## PASSAGE GIVEN
If my hunch is true then, ironically, the ferocity of the raw sewage campaign was undermining the possibility of progress in all the other areas where rivers are equally, if not more pressured. The raw sewage scandal gets easy media attention and of course that is what government then responds to.

Techie, nerdy stuff like perfectly legal discharges of phosphorus, which arguably do more damage in many vulnerable, headwater settings, are then ignored.

But we should not ignore the full range of ills that beset our streams.

Our chalk stream restoration strategy and Defra’s unpublished chalk stream recovery pack, were based on the interconnectedness of pressures on rivers. It’s so important to build this understanding into advocacy and ultimately into policy, because otherwise you get skewed action or unchallenged inaction and you waste money.

For example, the impact of sewage and other components of poor water quality are inextricably bound up with abstraction and the quality of the physical state of the river. In the case of abstraction, most obviously because abstraction reduces flows and thus drives up the concentration of nasties in the water. As well as water temperature which turbo-charges the activity of those nasties. 

More subtly these pressures are bound up because in many places (especially headwaters of chalk streams like the Lea and Lark) we abstract so much that our river flows become – in summer – entirely supported by sewage discharges! 

Alternative abstraction and water treatment arrangements could feasibly and cost-effectively provide the same amount of water to public supply and allow naturalised flows which would immeasurably improve water quality. 

But this will only ever be possible if people think around the policies in a three-dimensional way and do not get swayed by single-issue protest into chasing half-baked policy responses.

As Ali and I tried in vain to persuade Defra to create a policy and economic driver that would address phosphorus impacts from small works in upper catchments we were told that what would be happening (instead?) is legislation to enforce the highest technical standards on designated rivers. In other words, only the places that were already good would get any better.

Now the new government appears to have ditched the troublingly joined-up chalk stream recovery pack and vowed to jail water company bosses who break the law, a populist policy, but not necessarily an effective one.

## RECORDED DATA
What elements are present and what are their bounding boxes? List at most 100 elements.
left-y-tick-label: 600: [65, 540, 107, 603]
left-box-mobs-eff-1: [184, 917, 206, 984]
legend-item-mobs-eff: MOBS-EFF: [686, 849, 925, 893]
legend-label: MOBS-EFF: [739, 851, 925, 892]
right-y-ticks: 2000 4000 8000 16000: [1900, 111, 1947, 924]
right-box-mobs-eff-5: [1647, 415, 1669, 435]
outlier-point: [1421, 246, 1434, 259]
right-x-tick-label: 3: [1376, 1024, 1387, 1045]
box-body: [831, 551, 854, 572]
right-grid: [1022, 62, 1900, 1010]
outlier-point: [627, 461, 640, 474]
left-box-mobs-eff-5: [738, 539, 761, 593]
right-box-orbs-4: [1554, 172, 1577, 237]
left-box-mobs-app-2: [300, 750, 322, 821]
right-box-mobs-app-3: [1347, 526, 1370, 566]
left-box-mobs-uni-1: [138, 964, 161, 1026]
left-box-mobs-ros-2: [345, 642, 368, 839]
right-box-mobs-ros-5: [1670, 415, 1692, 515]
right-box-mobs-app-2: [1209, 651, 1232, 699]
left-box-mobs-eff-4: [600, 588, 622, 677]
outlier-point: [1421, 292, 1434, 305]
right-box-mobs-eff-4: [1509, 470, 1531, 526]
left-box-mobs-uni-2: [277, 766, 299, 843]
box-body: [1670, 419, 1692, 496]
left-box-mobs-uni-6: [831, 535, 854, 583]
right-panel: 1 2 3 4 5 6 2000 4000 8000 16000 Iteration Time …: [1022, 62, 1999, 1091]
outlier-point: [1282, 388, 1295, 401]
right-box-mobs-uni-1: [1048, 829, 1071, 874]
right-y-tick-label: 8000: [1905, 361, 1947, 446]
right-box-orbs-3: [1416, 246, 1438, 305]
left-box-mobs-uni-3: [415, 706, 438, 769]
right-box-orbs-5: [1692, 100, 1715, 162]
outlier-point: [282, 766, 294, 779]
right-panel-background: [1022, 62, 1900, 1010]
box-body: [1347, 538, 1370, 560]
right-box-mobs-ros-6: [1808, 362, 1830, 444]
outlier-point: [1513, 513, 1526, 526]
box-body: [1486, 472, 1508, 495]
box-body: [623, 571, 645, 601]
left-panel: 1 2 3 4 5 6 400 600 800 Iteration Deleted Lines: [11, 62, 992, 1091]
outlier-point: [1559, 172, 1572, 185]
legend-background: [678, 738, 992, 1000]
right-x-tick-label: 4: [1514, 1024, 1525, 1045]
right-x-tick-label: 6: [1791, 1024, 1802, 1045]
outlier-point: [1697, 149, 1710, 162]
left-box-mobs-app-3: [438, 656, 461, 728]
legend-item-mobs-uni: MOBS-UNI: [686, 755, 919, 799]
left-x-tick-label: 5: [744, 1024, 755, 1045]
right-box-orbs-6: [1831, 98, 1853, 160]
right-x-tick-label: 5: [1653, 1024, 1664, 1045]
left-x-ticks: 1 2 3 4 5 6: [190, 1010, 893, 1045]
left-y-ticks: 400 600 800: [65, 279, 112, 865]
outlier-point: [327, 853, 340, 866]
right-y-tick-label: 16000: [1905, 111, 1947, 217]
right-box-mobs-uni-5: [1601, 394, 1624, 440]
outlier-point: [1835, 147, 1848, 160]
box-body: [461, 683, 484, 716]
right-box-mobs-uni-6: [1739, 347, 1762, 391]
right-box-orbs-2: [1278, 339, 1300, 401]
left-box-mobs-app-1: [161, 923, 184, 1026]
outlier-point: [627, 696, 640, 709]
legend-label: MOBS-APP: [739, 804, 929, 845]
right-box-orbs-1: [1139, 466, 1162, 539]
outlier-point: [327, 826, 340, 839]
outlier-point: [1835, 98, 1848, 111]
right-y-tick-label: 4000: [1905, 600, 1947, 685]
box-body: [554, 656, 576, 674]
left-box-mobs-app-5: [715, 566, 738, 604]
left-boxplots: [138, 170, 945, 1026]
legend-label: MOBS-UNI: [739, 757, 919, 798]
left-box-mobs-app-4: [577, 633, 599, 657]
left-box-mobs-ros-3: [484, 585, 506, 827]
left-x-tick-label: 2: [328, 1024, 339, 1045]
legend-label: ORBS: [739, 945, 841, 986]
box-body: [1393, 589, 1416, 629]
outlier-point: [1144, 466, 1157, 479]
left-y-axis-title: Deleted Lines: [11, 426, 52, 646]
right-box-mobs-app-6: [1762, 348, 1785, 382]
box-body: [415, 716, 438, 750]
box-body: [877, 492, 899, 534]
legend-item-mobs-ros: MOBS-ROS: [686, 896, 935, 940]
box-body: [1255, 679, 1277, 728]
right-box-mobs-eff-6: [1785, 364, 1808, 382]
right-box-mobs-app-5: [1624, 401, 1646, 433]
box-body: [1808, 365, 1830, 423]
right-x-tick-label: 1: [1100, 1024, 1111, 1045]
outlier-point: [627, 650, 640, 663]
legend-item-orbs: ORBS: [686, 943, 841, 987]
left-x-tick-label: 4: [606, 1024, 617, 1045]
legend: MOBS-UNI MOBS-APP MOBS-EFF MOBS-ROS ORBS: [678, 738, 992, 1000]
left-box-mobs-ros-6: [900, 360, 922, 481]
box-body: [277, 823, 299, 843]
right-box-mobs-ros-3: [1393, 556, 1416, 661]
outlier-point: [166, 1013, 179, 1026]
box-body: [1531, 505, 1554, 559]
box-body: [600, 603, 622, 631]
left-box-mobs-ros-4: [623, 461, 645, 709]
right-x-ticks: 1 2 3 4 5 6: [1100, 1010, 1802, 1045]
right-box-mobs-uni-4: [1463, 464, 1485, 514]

## EXERCISE REQUIREMENTS
Return the words of the river pollution passage above from "More subtly these" to "half-baked policy responses.", copied exactly.

## OUTPUT OF THE EXERCISE
More subtly these pressures are bound up because in many places (especially headwaters of chalk streams like the Lea and Lark) we abstract so much that our river flows become – in summer – entirely supported by sewage discharges! 

Alternative abstraction and water treatment arrangements could feasibly and cost-effectively provide the same amount of water to public supply and allow naturalised flows which would immeasurably improve water quality. 

But this will only ever be possible if people think around the policies in a three-dimensional way and do not get swayed by single-issue protest into chasing half-baked policy responses.